Stated exercise
Restate the whole of the material. Keep every word, and drop the pictures.

Listed records
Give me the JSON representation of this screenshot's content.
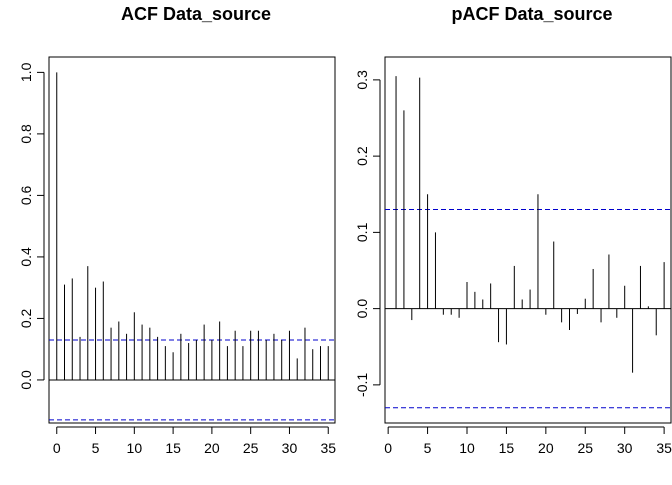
{
  "chart_data": [
    {
      "type": "bar",
      "title": "ACF Data_source",
      "xlim": [
        -1,
        36
      ],
      "ylim": [
        -0.14,
        1.05
      ],
      "x_ticks": [
        0,
        5,
        10,
        15,
        20,
        25,
        30,
        35
      ],
      "y_ticks": [
        0.0,
        0.2,
        0.4,
        0.6,
        0.8,
        1.0
      ],
      "y_tick_labels": [
        "0.0",
        "0.2",
        "0.4",
        "0.6",
        "0.8",
        "1.0"
      ],
      "confidence_bound": 0.13,
      "zero_line": true,
      "lags": [
        0,
        1,
        2,
        3,
        4,
        5,
        6,
        7,
        8,
        9,
        10,
        11,
        12,
        13,
        14,
        15,
        16,
        17,
        18,
        19,
        20,
        21,
        22,
        23,
        24,
        25,
        26,
        27,
        28,
        29,
        30,
        31,
        32,
        33,
        34,
        35
      ],
      "values": [
        1.0,
        0.31,
        0.33,
        0.14,
        0.37,
        0.3,
        0.32,
        0.17,
        0.19,
        0.15,
        0.22,
        0.18,
        0.17,
        0.14,
        0.11,
        0.09,
        0.15,
        0.12,
        0.13,
        0.18,
        0.13,
        0.19,
        0.11,
        0.16,
        0.11,
        0.16,
        0.16,
        0.13,
        0.15,
        0.13,
        0.16,
        0.07,
        0.17,
        0.1,
        0.11,
        0.11
      ],
      "line_color": "#000000",
      "bound_color": "#0000cc"
    },
    {
      "type": "bar",
      "title": "pACF Data_source",
      "xlim": [
        -0.4,
        36
      ],
      "ylim": [
        -0.15,
        0.33
      ],
      "x_ticks": [
        0,
        5,
        10,
        15,
        20,
        25,
        30,
        35
      ],
      "y_ticks": [
        -0.1,
        0.0,
        0.1,
        0.2,
        0.3
      ],
      "y_tick_labels": [
        "-0.1",
        "0.0",
        "0.1",
        "0.2",
        "0.3"
      ],
      "confidence_bound": 0.13,
      "zero_line": true,
      "lags": [
        1,
        2,
        3,
        4,
        5,
        6,
        7,
        8,
        9,
        10,
        11,
        12,
        13,
        14,
        15,
        16,
        17,
        18,
        19,
        20,
        21,
        22,
        23,
        24,
        25,
        26,
        27,
        28,
        29,
        30,
        31,
        32,
        33,
        34,
        35
      ],
      "values": [
        0.305,
        0.26,
        -0.015,
        0.303,
        0.15,
        0.1,
        -0.008,
        -0.008,
        -0.012,
        0.035,
        0.022,
        0.012,
        0.033,
        -0.044,
        -0.047,
        0.056,
        0.012,
        0.025,
        0.15,
        -0.008,
        0.088,
        -0.018,
        -0.028,
        -0.007,
        0.013,
        0.052,
        -0.018,
        0.071,
        -0.012,
        0.03,
        -0.084,
        0.056,
        0.003,
        -0.035,
        0.061
      ],
      "line_color": "#000000",
      "bound_color": "#0000cc"
    }
  ]
}
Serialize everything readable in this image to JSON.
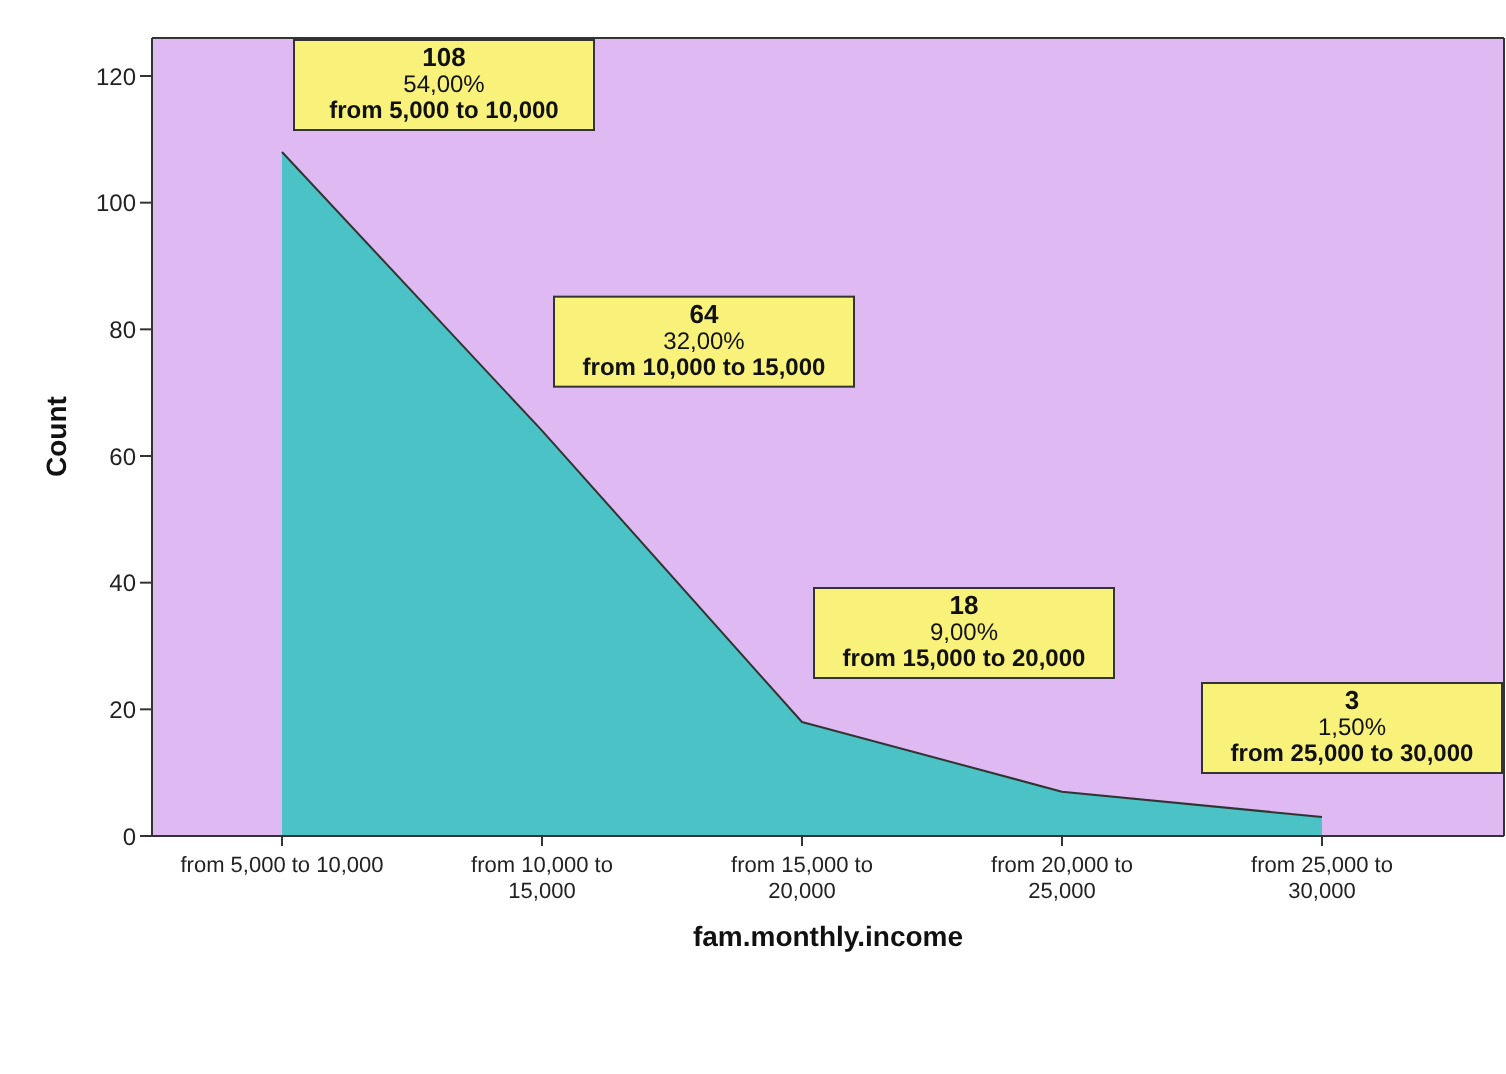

Reply
Give me the JSON representation of this screenshot's content.
{
  "chart_data": [
    {
      "type": "bar",
      "title": "ACF Data_source",
      "xlim": [
        -1,
        36
      ],
      "ylim": [
        -0.14,
        1.05
      ],
      "x_ticks": [
        0,
        5,
        10,
        15,
        20,
        25,
        30,
        35
      ],
      "y_ticks": [
        0.0,
        0.2,
        0.4,
        0.6,
        0.8,
        1.0
      ],
      "y_tick_labels": [
        "0.0",
        "0.2",
        "0.4",
        "0.6",
        "0.8",
        "1.0"
      ],
      "confidence_bound": 0.13,
      "zero_line": true,
      "lags": [
        0,
        1,
        2,
        3,
        4,
        5,
        6,
        7,
        8,
        9,
        10,
        11,
        12,
        13,
        14,
        15,
        16,
        17,
        18,
        19,
        20,
        21,
        22,
        23,
        24,
        25,
        26,
        27,
        28,
        29,
        30,
        31,
        32,
        33,
        34,
        35
      ],
      "values": [
        1.0,
        0.31,
        0.33,
        0.14,
        0.37,
        0.3,
        0.32,
        0.17,
        0.19,
        0.15,
        0.22,
        0.18,
        0.17,
        0.14,
        0.11,
        0.09,
        0.15,
        0.12,
        0.13,
        0.18,
        0.13,
        0.19,
        0.11,
        0.16,
        0.11,
        0.16,
        0.16,
        0.13,
        0.15,
        0.13,
        0.16,
        0.07,
        0.17,
        0.1,
        0.11,
        0.11
      ],
      "line_color": "#000000",
      "bound_color": "#0000cc"
    },
    {
      "type": "bar",
      "title": "pACF Data_source",
      "xlim": [
        -0.4,
        36
      ],
      "ylim": [
        -0.15,
        0.33
      ],
      "x_ticks": [
        0,
        5,
        10,
        15,
        20,
        25,
        30,
        35
      ],
      "y_ticks": [
        -0.1,
        0.0,
        0.1,
        0.2,
        0.3
      ],
      "y_tick_labels": [
        "-0.1",
        "0.0",
        "0.1",
        "0.2",
        "0.3"
      ],
      "confidence_bound": 0.13,
      "zero_line": true,
      "lags": [
        1,
        2,
        3,
        4,
        5,
        6,
        7,
        8,
        9,
        10,
        11,
        12,
        13,
        14,
        15,
        16,
        17,
        18,
        19,
        20,
        21,
        22,
        23,
        24,
        25,
        26,
        27,
        28,
        29,
        30,
        31,
        32,
        33,
        34,
        35
      ],
      "values": [
        0.305,
        0.26,
        -0.015,
        0.303,
        0.15,
        0.1,
        -0.008,
        -0.008,
        -0.012,
        0.035,
        0.022,
        0.012,
        0.033,
        -0.044,
        -0.047,
        0.056,
        0.012,
        0.025,
        0.15,
        -0.008,
        0.088,
        -0.018,
        -0.028,
        -0.007,
        0.013,
        0.052,
        -0.018,
        0.071,
        -0.012,
        0.03,
        -0.084,
        0.056,
        0.003,
        -0.035,
        0.061
      ],
      "line_color": "#000000",
      "bound_color": "#0000cc"
    }
  ]
}
Serialize everything readable in this image to JSON.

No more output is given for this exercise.